- _Work to be completed_
Copy out the lines below word for word, leaving the pictures out of your answer.

(Layout element entries)

+++

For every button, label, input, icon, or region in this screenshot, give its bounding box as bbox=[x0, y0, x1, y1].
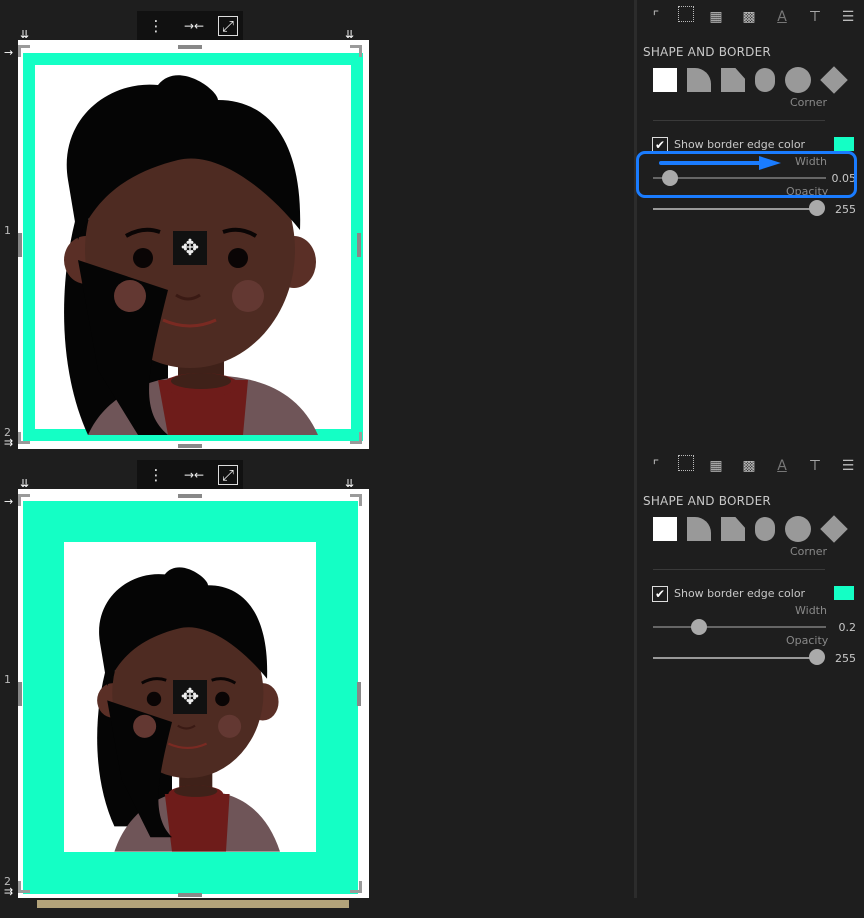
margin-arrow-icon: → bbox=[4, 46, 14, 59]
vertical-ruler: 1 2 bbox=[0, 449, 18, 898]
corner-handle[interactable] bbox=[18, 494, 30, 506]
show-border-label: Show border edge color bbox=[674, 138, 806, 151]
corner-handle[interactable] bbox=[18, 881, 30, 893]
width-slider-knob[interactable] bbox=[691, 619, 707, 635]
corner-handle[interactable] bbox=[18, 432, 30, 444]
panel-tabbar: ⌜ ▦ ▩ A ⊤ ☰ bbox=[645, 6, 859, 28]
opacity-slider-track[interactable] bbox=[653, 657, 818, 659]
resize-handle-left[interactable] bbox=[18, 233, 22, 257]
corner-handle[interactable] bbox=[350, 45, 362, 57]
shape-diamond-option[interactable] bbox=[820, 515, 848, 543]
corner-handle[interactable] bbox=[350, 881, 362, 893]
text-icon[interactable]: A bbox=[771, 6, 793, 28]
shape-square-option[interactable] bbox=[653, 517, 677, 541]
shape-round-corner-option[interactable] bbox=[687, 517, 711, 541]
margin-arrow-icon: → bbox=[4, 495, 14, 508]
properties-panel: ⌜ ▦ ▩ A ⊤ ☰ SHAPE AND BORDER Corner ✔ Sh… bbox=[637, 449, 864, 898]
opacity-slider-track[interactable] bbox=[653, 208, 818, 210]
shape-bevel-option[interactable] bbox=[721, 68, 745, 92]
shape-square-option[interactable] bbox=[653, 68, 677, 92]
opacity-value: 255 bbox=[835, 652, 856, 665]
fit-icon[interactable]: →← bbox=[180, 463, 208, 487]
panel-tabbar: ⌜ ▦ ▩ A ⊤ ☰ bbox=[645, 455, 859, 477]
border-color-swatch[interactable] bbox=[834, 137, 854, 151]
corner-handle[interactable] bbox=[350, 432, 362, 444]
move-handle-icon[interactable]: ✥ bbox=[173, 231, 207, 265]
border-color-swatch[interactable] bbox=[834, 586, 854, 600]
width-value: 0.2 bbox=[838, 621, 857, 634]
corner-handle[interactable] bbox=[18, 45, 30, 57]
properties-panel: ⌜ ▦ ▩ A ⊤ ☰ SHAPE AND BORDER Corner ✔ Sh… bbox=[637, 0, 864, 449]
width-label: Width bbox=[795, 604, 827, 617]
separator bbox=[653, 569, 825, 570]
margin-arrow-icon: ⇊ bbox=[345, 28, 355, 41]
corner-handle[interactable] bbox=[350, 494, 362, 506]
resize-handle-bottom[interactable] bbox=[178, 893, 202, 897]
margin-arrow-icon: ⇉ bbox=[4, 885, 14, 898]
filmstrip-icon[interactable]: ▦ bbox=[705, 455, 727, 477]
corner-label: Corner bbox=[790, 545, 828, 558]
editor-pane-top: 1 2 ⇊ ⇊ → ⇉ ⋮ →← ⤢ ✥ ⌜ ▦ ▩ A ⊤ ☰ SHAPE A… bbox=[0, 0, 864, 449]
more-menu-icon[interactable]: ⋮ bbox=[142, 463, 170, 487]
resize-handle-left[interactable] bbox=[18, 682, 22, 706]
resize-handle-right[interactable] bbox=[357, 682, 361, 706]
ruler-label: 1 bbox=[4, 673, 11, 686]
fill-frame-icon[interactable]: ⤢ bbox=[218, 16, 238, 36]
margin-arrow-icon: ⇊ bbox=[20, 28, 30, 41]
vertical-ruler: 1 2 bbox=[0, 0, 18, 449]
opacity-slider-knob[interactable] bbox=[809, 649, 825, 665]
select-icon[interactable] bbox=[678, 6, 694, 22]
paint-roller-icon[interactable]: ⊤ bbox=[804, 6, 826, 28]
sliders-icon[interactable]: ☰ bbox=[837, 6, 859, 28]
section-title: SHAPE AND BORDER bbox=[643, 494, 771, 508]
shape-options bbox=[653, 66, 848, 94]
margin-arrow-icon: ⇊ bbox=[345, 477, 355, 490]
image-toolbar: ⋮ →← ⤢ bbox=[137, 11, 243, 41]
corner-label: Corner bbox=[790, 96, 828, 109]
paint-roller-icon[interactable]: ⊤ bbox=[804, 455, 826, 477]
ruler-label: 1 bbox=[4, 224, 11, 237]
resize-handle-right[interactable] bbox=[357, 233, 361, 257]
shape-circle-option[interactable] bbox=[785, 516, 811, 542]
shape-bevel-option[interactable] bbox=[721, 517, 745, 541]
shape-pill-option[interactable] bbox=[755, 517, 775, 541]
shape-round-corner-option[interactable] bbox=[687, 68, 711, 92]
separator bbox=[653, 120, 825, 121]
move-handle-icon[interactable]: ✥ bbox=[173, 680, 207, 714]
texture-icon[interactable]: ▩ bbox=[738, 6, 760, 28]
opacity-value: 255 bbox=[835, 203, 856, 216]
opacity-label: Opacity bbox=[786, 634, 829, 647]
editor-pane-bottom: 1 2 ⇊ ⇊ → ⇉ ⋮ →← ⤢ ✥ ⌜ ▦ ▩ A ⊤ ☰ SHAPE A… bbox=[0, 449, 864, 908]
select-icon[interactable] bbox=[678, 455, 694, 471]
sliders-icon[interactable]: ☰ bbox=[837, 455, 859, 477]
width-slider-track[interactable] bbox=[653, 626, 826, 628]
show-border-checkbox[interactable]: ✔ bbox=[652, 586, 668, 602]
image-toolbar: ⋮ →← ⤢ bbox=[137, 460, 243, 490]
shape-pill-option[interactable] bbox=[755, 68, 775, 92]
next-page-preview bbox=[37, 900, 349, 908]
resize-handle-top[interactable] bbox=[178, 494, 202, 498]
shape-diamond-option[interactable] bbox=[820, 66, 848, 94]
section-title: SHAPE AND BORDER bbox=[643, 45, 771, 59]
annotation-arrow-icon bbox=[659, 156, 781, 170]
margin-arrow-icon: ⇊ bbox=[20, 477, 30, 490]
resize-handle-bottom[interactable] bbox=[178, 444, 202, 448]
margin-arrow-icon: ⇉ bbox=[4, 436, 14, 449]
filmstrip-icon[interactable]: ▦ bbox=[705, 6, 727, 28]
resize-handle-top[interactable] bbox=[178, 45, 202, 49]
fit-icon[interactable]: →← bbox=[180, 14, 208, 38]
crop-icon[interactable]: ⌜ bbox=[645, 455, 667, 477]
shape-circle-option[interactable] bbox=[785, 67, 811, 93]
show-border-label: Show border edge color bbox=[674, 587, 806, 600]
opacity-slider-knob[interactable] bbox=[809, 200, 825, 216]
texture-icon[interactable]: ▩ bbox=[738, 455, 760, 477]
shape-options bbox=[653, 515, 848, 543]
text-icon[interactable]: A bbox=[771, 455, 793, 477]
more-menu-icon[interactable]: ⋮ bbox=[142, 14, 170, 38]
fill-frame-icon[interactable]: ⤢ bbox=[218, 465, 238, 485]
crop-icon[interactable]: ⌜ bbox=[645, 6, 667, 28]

+++

- _Task answer_
For every button, label, input, icon, or region in this screenshot, give its bounding box as bbox=[x0, y0, x1, y1].
margin-arrow-icon: → bbox=[4, 46, 14, 59]
vertical-ruler: 1 2 bbox=[0, 449, 18, 898]
corner-handle[interactable] bbox=[18, 494, 30, 506]
show-border-label: Show border edge color bbox=[674, 138, 806, 151]
corner-handle[interactable] bbox=[18, 881, 30, 893]
width-slider-knob[interactable] bbox=[691, 619, 707, 635]
corner-handle[interactable] bbox=[18, 432, 30, 444]
panel-tabbar: ⌜ ▦ ▩ A ⊤ ☰ bbox=[645, 6, 859, 28]
opacity-slider-track[interactable] bbox=[653, 657, 818, 659]
resize-handle-left[interactable] bbox=[18, 233, 22, 257]
corner-handle[interactable] bbox=[350, 45, 362, 57]
shape-diamond-option[interactable] bbox=[820, 515, 848, 543]
corner-handle[interactable] bbox=[350, 881, 362, 893]
text-icon[interactable]: A bbox=[771, 6, 793, 28]
shape-square-option[interactable] bbox=[653, 517, 677, 541]
shape-round-corner-option[interactable] bbox=[687, 517, 711, 541]
margin-arrow-icon: → bbox=[4, 495, 14, 508]
properties-panel: ⌜ ▦ ▩ A ⊤ ☰ SHAPE AND BORDER Corner ✔ Sh… bbox=[637, 449, 864, 898]
opacity-slider-track[interactable] bbox=[653, 208, 818, 210]
shape-bevel-option[interactable] bbox=[721, 68, 745, 92]
shape-square-option[interactable] bbox=[653, 68, 677, 92]
opacity-value: 255 bbox=[835, 652, 856, 665]
fit-icon[interactable]: →← bbox=[180, 463, 208, 487]
panel-tabbar: ⌜ ▦ ▩ A ⊤ ☰ bbox=[645, 455, 859, 477]
border-color-swatch[interactable] bbox=[834, 137, 854, 151]
corner-handle[interactable] bbox=[350, 432, 362, 444]
move-handle-icon[interactable]: ✥ bbox=[173, 231, 207, 265]
border-color-swatch[interactable] bbox=[834, 586, 854, 600]
width-value: 0.2 bbox=[838, 621, 857, 634]
corner-handle[interactable] bbox=[18, 45, 30, 57]
properties-panel: ⌜ ▦ ▩ A ⊤ ☰ SHAPE AND BORDER Corner ✔ Sh… bbox=[637, 0, 864, 449]
width-label: Width bbox=[795, 604, 827, 617]
separator bbox=[653, 569, 825, 570]
margin-arrow-icon: ⇊ bbox=[345, 28, 355, 41]
corner-handle[interactable] bbox=[350, 494, 362, 506]
resize-handle-bottom[interactable] bbox=[178, 893, 202, 897]
margin-arrow-icon: ⇉ bbox=[4, 885, 14, 898]
filmstrip-icon[interactable]: ▦ bbox=[705, 455, 727, 477]
corner-label: Corner bbox=[790, 545, 828, 558]
editor-pane-top: 1 2 ⇊ ⇊ → ⇉ ⋮ →← ⤢ ✥ ⌜ ▦ ▩ A ⊤ ☰ SHAPE A… bbox=[0, 0, 864, 449]
more-menu-icon[interactable]: ⋮ bbox=[142, 463, 170, 487]
resize-handle-left[interactable] bbox=[18, 682, 22, 706]
resize-handle-right[interactable] bbox=[357, 682, 361, 706]
ruler-label: 1 bbox=[4, 673, 11, 686]
fill-frame-icon[interactable]: ⤢ bbox=[218, 16, 238, 36]
margin-arrow-icon: ⇊ bbox=[20, 28, 30, 41]
vertical-ruler: 1 2 bbox=[0, 0, 18, 449]
opacity-slider-knob[interactable] bbox=[809, 649, 825, 665]
select-icon[interactable] bbox=[678, 6, 694, 22]
paint-roller-icon[interactable]: ⊤ bbox=[804, 6, 826, 28]
sliders-icon[interactable]: ☰ bbox=[837, 6, 859, 28]
section-title: SHAPE AND BORDER bbox=[643, 494, 771, 508]
shape-options bbox=[653, 66, 848, 94]
margin-arrow-icon: ⇊ bbox=[345, 477, 355, 490]
image-toolbar: ⋮ →← ⤢ bbox=[137, 11, 243, 41]
corner-label: Corner bbox=[790, 96, 828, 109]
paint-roller-icon[interactable]: ⊤ bbox=[804, 455, 826, 477]
ruler-label: 1 bbox=[4, 224, 11, 237]
resize-handle-right[interactable] bbox=[357, 233, 361, 257]
shape-circle-option[interactable] bbox=[785, 516, 811, 542]
shape-bevel-option[interactable] bbox=[721, 517, 745, 541]
shape-pill-option[interactable] bbox=[755, 517, 775, 541]
shape-round-corner-option[interactable] bbox=[687, 68, 711, 92]
separator bbox=[653, 120, 825, 121]
move-handle-icon[interactable]: ✥ bbox=[173, 680, 207, 714]
texture-icon[interactable]: ▩ bbox=[738, 6, 760, 28]
opacity-value: 255 bbox=[835, 203, 856, 216]
opacity-label: Opacity bbox=[786, 634, 829, 647]
editor-pane-bottom: 1 2 ⇊ ⇊ → ⇉ ⋮ →← ⤢ ✥ ⌜ ▦ ▩ A ⊤ ☰ SHAPE A… bbox=[0, 449, 864, 908]
select-icon[interactable] bbox=[678, 455, 694, 471]
sliders-icon[interactable]: ☰ bbox=[837, 455, 859, 477]
width-slider-track[interactable] bbox=[653, 626, 826, 628]
show-border-checkbox[interactable]: ✔ bbox=[652, 586, 668, 602]
image-toolbar: ⋮ →← ⤢ bbox=[137, 460, 243, 490]
shape-pill-option[interactable] bbox=[755, 68, 775, 92]
next-page-preview bbox=[37, 900, 349, 908]
resize-handle-top[interactable] bbox=[178, 494, 202, 498]
shape-diamond-option[interactable] bbox=[820, 66, 848, 94]
section-title: SHAPE AND BORDER bbox=[643, 45, 771, 59]
annotation-arrow-icon bbox=[659, 156, 781, 170]
margin-arrow-icon: ⇊ bbox=[20, 477, 30, 490]
resize-handle-bottom[interactable] bbox=[178, 444, 202, 448]
margin-arrow-icon: ⇉ bbox=[4, 436, 14, 449]
filmstrip-icon[interactable]: ▦ bbox=[705, 6, 727, 28]
resize-handle-top[interactable] bbox=[178, 45, 202, 49]
fit-icon[interactable]: →← bbox=[180, 14, 208, 38]
crop-icon[interactable]: ⌜ bbox=[645, 455, 667, 477]
shape-circle-option[interactable] bbox=[785, 67, 811, 93]
show-border-label: Show border edge color bbox=[674, 587, 806, 600]
opacity-slider-knob[interactable] bbox=[809, 200, 825, 216]
texture-icon[interactable]: ▩ bbox=[738, 455, 760, 477]
shape-options bbox=[653, 515, 848, 543]
text-icon[interactable]: A bbox=[771, 455, 793, 477]
more-menu-icon[interactable]: ⋮ bbox=[142, 14, 170, 38]
fill-frame-icon[interactable]: ⤢ bbox=[218, 465, 238, 485]
crop-icon[interactable]: ⌜ bbox=[645, 6, 667, 28]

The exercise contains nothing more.